- **Part of a data file**
- - - -

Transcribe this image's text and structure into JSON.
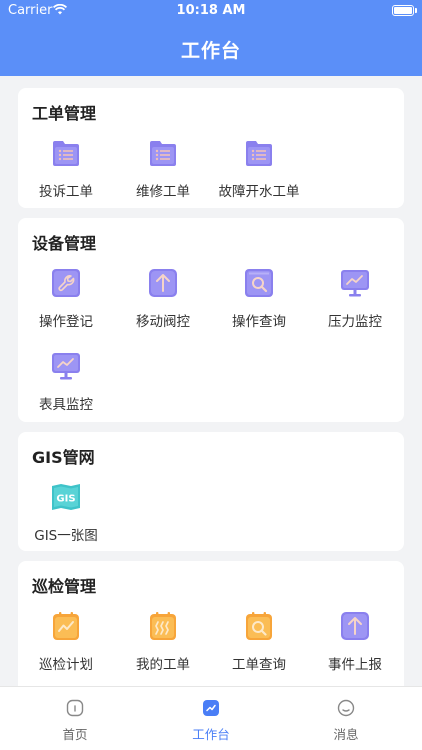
{
  "status_bar": {
    "carrier": "Carrier",
    "time": "10:18 AM"
  },
  "header": {
    "title": "工作台"
  },
  "sections": [
    {
      "title": "工单管理",
      "items": [
        {
          "label": "投诉工单",
          "icon": "folder-list-icon"
        },
        {
          "label": "维修工单",
          "icon": "folder-list-icon"
        },
        {
          "label": "故障开水工单",
          "icon": "folder-list-icon"
        }
      ]
    },
    {
      "title": "设备管理",
      "items": [
        {
          "label": "操作登记",
          "icon": "wrench-icon"
        },
        {
          "label": "移动阀控",
          "icon": "arrow-up-icon"
        },
        {
          "label": "操作查询",
          "icon": "search-screen-icon"
        },
        {
          "label": "压力监控",
          "icon": "monitor-chart-icon"
        },
        {
          "label": "表具监控",
          "icon": "monitor-chart-icon"
        }
      ]
    },
    {
      "title": "GIS管网",
      "items": [
        {
          "label": "GIS一张图",
          "icon": "gis-map-icon"
        }
      ]
    },
    {
      "title": "巡检管理",
      "items": [
        {
          "label": "巡检计划",
          "icon": "calendar-chart-icon"
        },
        {
          "label": "我的工单",
          "icon": "calendar-waves-icon"
        },
        {
          "label": "工单查询",
          "icon": "calendar-search-icon"
        },
        {
          "label": "事件上报",
          "icon": "arrow-up-icon"
        }
      ]
    }
  ],
  "tabbar": {
    "home": "首页",
    "workbench": "工作台",
    "messages": "消息",
    "active": "workbench"
  },
  "colors": {
    "header": "#5b8ff8",
    "purple_icon": "#8a80ee",
    "orange_icon": "#f7a53a",
    "gis_icon": "#3fc3c9",
    "active_tab": "#4a7ef6"
  }
}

- - - -

- **What needs to be done**
Leave out the pictures and output the rest of the material exactly as written.

- **Reply**
Transcribe this image's text and structure into JSON.
{
  "status_bar": {
    "carrier": "Carrier",
    "time": "10:18 AM"
  },
  "header": {
    "title": "工作台"
  },
  "sections": [
    {
      "title": "工单管理",
      "items": [
        {
          "label": "投诉工单",
          "icon": "folder-list-icon"
        },
        {
          "label": "维修工单",
          "icon": "folder-list-icon"
        },
        {
          "label": "故障开水工单",
          "icon": "folder-list-icon"
        }
      ]
    },
    {
      "title": "设备管理",
      "items": [
        {
          "label": "操作登记",
          "icon": "wrench-icon"
        },
        {
          "label": "移动阀控",
          "icon": "arrow-up-icon"
        },
        {
          "label": "操作查询",
          "icon": "search-screen-icon"
        },
        {
          "label": "压力监控",
          "icon": "monitor-chart-icon"
        },
        {
          "label": "表具监控",
          "icon": "monitor-chart-icon"
        }
      ]
    },
    {
      "title": "GIS管网",
      "items": [
        {
          "label": "GIS一张图",
          "icon": "gis-map-icon"
        }
      ]
    },
    {
      "title": "巡检管理",
      "items": [
        {
          "label": "巡检计划",
          "icon": "calendar-chart-icon"
        },
        {
          "label": "我的工单",
          "icon": "calendar-waves-icon"
        },
        {
          "label": "工单查询",
          "icon": "calendar-search-icon"
        },
        {
          "label": "事件上报",
          "icon": "arrow-up-icon"
        }
      ]
    }
  ],
  "tabbar": {
    "home": "首页",
    "workbench": "工作台",
    "messages": "消息",
    "active": "workbench"
  },
  "colors": {
    "header": "#5b8ff8",
    "purple_icon": "#8a80ee",
    "orange_icon": "#f7a53a",
    "gis_icon": "#3fc3c9",
    "active_tab": "#4a7ef6"
  }
}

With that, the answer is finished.